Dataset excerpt
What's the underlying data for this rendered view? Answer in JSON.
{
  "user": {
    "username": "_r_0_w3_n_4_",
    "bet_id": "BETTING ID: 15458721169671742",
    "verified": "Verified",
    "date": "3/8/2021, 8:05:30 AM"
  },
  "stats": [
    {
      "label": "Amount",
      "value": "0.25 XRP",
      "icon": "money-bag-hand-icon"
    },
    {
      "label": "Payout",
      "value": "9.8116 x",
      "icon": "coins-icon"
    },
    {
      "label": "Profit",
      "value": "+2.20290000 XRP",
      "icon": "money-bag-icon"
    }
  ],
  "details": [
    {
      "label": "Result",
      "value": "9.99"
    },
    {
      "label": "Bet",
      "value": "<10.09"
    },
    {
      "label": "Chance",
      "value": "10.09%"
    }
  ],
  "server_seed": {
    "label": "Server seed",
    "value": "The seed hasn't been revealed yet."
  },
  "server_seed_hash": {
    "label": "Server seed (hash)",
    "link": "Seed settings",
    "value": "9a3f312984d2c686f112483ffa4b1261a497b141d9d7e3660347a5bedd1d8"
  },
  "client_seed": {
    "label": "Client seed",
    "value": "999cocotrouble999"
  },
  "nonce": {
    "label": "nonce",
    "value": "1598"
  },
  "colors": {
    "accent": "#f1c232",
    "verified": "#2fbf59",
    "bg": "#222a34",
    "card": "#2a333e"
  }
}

Given task:
In full and verbatim, repeat the records given above.

Response below:
What's the underlying data for this rendered view? Answer in JSON.
{
  "user": {
    "username": "_r_0_w3_n_4_",
    "bet_id": "BETTING ID: 15458721169671742",
    "verified": "Verified",
    "date": "3/8/2021, 8:05:30 AM"
  },
  "stats": [
    {
      "label": "Amount",
      "value": "0.25 XRP",
      "icon": "money-bag-hand-icon"
    },
    {
      "label": "Payout",
      "value": "9.8116 x",
      "icon": "coins-icon"
    },
    {
      "label": "Profit",
      "value": "+2.20290000 XRP",
      "icon": "money-bag-icon"
    }
  ],
  "details": [
    {
      "label": "Result",
      "value": "9.99"
    },
    {
      "label": "Bet",
      "value": "<10.09"
    },
    {
      "label": "Chance",
      "value": "10.09%"
    }
  ],
  "server_seed": {
    "label": "Server seed",
    "value": "The seed hasn't been revealed yet."
  },
  "server_seed_hash": {
    "label": "Server seed (hash)",
    "link": "Seed settings",
    "value": "9a3f312984d2c686f112483ffa4b1261a497b141d9d7e3660347a5bedd1d8"
  },
  "client_seed": {
    "label": "Client seed",
    "value": "999cocotrouble999"
  },
  "nonce": {
    "label": "nonce",
    "value": "1598"
  },
  "colors": {
    "accent": "#f1c232",
    "verified": "#2fbf59",
    "bg": "#222a34",
    "card": "#2a333e"
  }
}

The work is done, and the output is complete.